◆ Exercise instructions
In the following material, identify every line holding the string "home" and return it.

begin Data lines

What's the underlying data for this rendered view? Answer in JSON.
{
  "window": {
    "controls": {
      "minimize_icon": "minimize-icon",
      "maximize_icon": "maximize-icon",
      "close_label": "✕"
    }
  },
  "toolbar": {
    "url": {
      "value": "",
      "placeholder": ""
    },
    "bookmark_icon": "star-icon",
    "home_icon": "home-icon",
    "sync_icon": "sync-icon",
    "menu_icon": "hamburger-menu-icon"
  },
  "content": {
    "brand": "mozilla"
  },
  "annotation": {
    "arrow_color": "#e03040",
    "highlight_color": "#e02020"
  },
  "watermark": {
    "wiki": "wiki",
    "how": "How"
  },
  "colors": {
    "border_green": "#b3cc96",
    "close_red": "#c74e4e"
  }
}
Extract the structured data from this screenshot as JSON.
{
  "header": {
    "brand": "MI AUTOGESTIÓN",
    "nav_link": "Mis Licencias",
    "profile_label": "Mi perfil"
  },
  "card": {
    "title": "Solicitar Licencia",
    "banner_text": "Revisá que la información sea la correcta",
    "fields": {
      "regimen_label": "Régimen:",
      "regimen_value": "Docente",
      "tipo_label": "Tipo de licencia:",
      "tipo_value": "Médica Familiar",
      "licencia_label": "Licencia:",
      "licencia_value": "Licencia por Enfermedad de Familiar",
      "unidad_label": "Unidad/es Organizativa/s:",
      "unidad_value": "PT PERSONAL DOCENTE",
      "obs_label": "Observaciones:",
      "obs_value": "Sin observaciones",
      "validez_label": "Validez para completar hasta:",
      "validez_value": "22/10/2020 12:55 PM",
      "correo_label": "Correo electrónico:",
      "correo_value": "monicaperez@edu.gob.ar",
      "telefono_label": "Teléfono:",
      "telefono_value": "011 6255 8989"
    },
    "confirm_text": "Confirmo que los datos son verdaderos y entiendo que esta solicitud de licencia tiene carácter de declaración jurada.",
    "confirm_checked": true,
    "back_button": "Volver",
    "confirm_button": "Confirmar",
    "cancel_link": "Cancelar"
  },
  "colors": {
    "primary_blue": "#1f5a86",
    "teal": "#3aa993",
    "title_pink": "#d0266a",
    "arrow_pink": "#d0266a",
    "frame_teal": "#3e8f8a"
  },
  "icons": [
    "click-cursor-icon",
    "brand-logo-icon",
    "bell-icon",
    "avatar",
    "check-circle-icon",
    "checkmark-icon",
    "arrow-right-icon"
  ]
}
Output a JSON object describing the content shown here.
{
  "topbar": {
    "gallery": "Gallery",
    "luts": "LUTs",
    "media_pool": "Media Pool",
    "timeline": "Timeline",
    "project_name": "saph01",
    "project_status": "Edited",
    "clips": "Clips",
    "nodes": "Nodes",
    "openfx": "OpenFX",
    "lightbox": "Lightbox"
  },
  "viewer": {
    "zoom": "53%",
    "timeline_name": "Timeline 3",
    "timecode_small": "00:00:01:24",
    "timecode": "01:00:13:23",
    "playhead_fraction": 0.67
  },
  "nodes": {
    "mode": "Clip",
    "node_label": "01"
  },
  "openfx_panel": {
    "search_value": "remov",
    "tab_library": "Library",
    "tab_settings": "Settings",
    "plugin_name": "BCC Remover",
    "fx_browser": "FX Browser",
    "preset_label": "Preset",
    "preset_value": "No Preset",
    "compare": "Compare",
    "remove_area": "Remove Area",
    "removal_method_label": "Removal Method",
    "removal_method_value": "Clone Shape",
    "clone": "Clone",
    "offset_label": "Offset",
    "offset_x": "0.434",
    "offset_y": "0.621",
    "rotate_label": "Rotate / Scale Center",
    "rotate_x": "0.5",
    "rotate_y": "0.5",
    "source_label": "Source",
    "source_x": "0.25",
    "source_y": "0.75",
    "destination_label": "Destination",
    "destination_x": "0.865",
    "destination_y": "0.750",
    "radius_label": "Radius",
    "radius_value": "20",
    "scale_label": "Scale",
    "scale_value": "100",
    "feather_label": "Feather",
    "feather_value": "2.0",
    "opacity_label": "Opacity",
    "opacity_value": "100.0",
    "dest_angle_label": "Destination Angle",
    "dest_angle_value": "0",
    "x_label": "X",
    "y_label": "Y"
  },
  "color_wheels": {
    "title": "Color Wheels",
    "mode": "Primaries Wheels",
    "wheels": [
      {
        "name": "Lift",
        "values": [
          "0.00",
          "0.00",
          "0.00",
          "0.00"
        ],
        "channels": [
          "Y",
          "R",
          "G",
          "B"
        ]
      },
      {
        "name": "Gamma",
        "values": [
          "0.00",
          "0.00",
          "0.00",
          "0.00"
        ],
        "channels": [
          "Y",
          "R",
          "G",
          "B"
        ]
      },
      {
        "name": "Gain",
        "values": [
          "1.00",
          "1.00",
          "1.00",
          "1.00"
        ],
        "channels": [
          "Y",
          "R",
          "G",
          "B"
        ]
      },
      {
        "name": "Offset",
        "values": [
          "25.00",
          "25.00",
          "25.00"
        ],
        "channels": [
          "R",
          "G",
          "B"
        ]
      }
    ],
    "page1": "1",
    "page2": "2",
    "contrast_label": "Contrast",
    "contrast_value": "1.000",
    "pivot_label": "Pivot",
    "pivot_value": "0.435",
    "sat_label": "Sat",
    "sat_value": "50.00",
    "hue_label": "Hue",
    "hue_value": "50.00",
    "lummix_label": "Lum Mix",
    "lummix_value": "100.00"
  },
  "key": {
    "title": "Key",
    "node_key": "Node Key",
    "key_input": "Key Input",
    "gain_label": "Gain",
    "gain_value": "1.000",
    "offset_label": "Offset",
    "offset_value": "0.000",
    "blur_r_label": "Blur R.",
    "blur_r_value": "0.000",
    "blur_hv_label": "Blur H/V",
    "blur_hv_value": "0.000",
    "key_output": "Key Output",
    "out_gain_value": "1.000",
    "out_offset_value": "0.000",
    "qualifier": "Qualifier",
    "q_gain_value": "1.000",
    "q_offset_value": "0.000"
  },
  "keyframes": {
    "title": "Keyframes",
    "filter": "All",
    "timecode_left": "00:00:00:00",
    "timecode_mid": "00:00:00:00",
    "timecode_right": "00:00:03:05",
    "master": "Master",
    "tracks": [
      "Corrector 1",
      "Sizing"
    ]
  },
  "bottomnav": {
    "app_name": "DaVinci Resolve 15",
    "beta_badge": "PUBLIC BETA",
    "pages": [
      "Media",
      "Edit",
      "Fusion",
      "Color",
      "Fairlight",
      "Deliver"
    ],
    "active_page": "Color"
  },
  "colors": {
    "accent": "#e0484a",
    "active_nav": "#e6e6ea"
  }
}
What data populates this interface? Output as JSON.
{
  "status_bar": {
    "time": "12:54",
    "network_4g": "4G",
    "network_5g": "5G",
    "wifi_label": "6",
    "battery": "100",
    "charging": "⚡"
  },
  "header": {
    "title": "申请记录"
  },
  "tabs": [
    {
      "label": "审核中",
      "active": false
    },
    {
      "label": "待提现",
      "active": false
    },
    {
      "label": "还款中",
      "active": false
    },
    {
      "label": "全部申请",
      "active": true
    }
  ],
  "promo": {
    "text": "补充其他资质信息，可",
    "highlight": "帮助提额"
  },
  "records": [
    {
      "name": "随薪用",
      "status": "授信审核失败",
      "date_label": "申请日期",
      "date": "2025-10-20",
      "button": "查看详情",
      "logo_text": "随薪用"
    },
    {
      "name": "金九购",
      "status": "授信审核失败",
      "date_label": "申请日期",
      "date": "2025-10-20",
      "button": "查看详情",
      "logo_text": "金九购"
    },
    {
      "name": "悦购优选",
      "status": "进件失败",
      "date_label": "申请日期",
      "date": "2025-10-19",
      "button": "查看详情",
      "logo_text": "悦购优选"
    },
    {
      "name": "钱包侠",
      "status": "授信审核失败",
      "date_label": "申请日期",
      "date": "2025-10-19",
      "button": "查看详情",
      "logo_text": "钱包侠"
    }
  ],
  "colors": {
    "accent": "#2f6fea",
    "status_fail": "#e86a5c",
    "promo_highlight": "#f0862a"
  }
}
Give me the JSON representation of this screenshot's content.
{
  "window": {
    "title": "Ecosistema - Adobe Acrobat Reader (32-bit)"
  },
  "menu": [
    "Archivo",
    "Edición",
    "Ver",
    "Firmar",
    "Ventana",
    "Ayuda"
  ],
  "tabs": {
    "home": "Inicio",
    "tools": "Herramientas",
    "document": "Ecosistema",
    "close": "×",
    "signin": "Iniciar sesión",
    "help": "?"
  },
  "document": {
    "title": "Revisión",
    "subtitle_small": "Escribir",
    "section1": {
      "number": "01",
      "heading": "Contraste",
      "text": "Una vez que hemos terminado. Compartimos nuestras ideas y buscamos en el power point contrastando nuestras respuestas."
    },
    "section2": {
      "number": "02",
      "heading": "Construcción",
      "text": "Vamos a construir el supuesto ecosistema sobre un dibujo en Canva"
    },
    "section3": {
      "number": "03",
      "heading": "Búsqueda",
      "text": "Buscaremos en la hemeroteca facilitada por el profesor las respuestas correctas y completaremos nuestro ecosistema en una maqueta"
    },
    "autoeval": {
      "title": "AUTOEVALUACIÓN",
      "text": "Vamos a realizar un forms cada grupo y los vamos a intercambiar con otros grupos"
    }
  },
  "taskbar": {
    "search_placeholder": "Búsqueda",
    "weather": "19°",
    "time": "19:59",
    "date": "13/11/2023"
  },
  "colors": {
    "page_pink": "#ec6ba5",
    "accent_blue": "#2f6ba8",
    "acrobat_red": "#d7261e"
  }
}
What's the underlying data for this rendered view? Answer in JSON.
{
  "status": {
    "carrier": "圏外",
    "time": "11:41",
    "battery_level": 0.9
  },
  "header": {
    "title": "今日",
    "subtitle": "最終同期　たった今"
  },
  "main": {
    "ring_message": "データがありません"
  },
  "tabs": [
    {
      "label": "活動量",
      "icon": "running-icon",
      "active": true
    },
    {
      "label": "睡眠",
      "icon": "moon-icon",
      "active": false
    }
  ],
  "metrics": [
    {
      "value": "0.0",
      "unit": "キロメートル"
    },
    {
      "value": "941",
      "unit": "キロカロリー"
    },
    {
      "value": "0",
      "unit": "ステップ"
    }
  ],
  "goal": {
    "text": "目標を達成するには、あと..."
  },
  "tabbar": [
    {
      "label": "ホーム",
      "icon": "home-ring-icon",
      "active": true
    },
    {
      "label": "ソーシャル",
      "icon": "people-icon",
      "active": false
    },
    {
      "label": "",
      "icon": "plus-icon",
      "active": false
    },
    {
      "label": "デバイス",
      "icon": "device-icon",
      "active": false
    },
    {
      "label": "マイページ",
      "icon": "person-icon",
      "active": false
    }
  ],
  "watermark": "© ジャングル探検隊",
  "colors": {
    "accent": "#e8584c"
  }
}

end Data lines

◆ Response to the exercise
    "home_icon": "home-icon",
    "home": "Inicio",
      "icon": "home-ring-icon",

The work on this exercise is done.